### WORK INSTRUCTIONS:
Reproduce all of the records below word for word, omitting the pictures from your answer.

[Collection entries]
------------------------------------
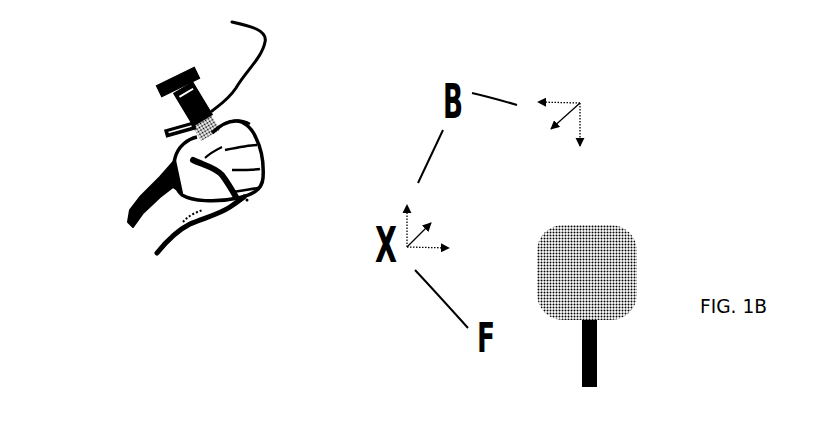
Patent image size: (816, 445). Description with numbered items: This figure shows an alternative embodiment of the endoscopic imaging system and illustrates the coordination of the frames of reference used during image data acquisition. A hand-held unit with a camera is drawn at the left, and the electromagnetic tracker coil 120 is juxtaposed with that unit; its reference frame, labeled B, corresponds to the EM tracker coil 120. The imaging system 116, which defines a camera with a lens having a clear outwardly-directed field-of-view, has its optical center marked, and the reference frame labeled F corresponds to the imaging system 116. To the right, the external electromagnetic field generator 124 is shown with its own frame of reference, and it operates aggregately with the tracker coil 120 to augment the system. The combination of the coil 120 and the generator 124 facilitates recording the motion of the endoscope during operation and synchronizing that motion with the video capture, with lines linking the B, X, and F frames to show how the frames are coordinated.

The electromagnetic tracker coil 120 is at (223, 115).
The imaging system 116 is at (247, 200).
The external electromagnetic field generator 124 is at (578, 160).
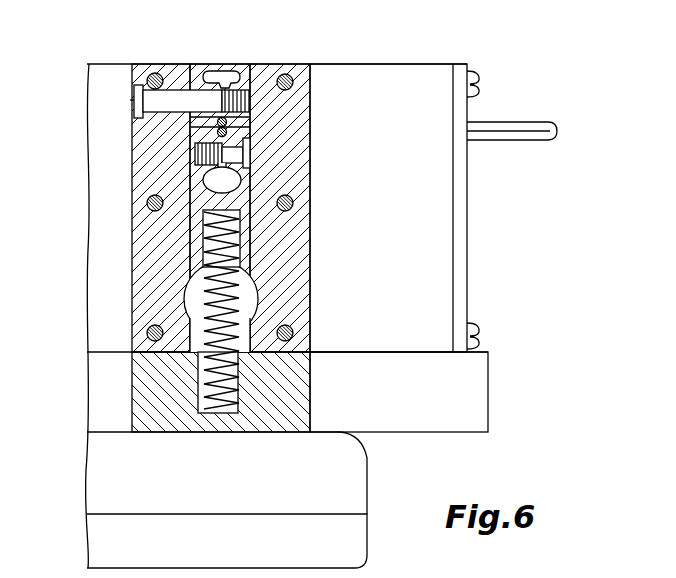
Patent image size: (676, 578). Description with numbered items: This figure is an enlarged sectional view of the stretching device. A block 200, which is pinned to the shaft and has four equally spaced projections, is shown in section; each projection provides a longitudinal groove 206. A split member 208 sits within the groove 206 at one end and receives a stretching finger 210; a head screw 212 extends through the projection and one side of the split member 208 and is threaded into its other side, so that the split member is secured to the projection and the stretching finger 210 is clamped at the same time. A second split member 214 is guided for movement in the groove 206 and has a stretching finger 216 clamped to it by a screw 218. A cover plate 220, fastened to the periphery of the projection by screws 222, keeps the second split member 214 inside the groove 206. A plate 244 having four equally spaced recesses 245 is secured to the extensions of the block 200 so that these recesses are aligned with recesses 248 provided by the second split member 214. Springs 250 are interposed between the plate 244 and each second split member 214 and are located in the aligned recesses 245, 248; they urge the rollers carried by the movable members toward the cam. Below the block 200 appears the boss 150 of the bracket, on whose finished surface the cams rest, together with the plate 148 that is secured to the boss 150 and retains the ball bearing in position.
------------------------------------
### ANSWER FOR THIS EXERCISE:
Patent image size: (816, 445). Description with numbered items: This figure shows an alternative embodiment of the endoscopic imaging system and illustrates the coordination of the frames of reference used during image data acquisition. A hand-held unit with a camera is drawn at the left, and the electromagnetic tracker coil 120 is juxtaposed with that unit; its reference frame, labeled B, corresponds to the EM tracker coil 120. The imaging system 116, which defines a camera with a lens having a clear outwardly-directed field-of-view, has its optical center marked, and the reference frame labeled F corresponds to the imaging system 116. To the right, the external electromagnetic field generator 124 is shown with its own frame of reference, and it operates aggregately with the tracker coil 120 to augment the system. The combination of the coil 120 and the generator 124 facilitates recording the motion of the endoscope during operation and synchronizing that motion with the video capture, with lines linking the B, X, and F frames to show how the frames are coordinated.

The electromagnetic tracker coil 120 is at (223, 115).
The imaging system 116 is at (247, 200).
The external electromagnetic field generator 124 is at (578, 160).
Patent image size: (676, 578). Description with numbered items: This figure is an enlarged sectional view of the stretching device. A block 200, which is pinned to the shaft and has four equally spaced projections, is shown in section; each projection provides a longitudinal groove 206. A split member 208 sits within the groove 206 at one end and receives a stretching finger 210; a head screw 212 extends through the projection and one side of the split member 208 and is threaded into its other side, so that the split member is secured to the projection and the stretching finger 210 is clamped at the same time. A second split member 214 is guided for movement in the groove 206 and has a stretching finger 216 clamped to it by a screw 218. A cover plate 220, fastened to the periphery of the projection by screws 222, keeps the second split member 214 inside the groove 206. A plate 244 having four equally spaced recesses 245 is secured to the extensions of the block 200 so that these recesses are aligned with recesses 248 provided by the second split member 214. Springs 250 are interposed between the plate 244 and each second split member 214 and are located in the aligned recesses 245, 248; they urge the rollers carried by the movable members toward the cam. Below the block 200 appears the boss 150 of the bracket, on whose finished surface the cams rest, together with the plate 148 that is secured to the boss 150 and retains the ball bearing in position.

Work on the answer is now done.